▶ _WORK TO COMPLETE_
Note how many lines hold "title" and report that number by itself.

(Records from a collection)

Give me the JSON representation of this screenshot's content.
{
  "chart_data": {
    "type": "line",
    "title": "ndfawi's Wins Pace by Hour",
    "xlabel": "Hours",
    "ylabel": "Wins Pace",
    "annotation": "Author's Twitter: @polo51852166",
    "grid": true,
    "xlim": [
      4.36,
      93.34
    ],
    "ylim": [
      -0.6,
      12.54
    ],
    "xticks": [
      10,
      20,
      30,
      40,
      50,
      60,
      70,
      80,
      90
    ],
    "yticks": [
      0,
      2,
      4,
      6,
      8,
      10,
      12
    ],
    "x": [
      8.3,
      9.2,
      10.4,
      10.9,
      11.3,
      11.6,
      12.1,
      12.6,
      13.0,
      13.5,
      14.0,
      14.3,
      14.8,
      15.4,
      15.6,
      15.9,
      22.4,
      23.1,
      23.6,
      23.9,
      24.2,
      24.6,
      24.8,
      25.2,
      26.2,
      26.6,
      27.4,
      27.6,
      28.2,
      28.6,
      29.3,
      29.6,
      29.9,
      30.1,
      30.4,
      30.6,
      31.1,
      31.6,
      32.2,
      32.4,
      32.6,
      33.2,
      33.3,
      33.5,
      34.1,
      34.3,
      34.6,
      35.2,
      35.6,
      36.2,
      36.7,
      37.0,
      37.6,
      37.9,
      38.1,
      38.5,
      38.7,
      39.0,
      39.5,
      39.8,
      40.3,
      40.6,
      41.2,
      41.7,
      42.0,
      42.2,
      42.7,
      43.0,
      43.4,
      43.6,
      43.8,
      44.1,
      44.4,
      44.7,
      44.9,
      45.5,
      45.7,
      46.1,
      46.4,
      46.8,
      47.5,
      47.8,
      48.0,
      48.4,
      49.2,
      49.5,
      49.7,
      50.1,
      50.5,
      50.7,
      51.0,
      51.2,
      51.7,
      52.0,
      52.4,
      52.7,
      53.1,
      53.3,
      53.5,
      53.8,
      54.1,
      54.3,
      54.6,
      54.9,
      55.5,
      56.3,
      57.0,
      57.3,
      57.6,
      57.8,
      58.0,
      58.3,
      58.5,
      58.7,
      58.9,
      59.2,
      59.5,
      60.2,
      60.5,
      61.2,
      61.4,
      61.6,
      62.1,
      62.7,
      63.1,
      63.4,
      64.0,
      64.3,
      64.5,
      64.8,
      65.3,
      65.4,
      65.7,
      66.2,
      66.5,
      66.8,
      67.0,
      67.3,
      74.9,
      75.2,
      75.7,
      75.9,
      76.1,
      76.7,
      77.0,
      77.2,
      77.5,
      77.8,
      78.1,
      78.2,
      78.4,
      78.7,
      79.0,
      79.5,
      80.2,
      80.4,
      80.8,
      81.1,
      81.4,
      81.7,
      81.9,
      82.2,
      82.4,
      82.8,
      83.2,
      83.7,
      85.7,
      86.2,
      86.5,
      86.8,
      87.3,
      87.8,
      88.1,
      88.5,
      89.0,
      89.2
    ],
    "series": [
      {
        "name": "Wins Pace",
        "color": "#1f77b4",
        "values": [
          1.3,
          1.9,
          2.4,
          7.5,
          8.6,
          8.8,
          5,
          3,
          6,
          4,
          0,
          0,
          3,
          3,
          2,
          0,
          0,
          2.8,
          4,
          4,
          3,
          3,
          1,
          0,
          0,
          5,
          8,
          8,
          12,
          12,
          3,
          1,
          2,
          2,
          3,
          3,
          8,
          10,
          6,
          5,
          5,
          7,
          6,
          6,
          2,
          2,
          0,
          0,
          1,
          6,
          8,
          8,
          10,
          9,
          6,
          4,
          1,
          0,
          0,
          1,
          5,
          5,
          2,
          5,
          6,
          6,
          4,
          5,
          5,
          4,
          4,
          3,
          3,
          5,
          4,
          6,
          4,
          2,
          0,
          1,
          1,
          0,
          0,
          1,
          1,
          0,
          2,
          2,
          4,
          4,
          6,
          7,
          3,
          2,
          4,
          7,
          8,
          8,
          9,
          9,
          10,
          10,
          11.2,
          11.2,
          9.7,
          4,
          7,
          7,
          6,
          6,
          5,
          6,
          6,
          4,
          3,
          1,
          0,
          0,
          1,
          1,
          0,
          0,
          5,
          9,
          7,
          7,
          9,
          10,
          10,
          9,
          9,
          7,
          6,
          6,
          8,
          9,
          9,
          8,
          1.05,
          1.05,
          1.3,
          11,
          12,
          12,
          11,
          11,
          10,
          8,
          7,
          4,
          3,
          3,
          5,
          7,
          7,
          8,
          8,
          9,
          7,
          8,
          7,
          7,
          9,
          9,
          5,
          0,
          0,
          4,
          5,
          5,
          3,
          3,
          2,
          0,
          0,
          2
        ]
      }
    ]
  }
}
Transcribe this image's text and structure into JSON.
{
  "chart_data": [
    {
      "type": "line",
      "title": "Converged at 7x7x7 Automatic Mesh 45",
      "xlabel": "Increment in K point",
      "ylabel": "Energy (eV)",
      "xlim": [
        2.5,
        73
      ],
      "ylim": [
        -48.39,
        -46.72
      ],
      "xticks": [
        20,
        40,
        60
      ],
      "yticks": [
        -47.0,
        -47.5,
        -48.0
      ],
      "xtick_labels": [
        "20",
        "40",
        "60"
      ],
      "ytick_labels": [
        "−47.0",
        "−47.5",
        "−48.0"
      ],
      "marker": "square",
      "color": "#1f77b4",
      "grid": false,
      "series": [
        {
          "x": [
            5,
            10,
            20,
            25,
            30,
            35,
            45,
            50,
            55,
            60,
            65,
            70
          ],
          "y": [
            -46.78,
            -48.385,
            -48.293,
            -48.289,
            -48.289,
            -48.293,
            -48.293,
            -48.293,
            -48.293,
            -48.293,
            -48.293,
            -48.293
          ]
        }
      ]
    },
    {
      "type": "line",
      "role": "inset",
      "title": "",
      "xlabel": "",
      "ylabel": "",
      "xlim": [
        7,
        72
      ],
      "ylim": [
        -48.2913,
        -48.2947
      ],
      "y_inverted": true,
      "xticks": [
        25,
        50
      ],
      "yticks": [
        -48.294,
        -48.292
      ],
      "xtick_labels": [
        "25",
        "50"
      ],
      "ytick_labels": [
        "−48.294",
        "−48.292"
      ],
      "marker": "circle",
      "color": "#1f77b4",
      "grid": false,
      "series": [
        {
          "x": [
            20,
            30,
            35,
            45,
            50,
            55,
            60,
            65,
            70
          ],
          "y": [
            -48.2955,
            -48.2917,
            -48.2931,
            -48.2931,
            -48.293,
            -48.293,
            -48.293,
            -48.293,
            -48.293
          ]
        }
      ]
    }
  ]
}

▶ _OUTPUT FOR THIS EXERCISE_
3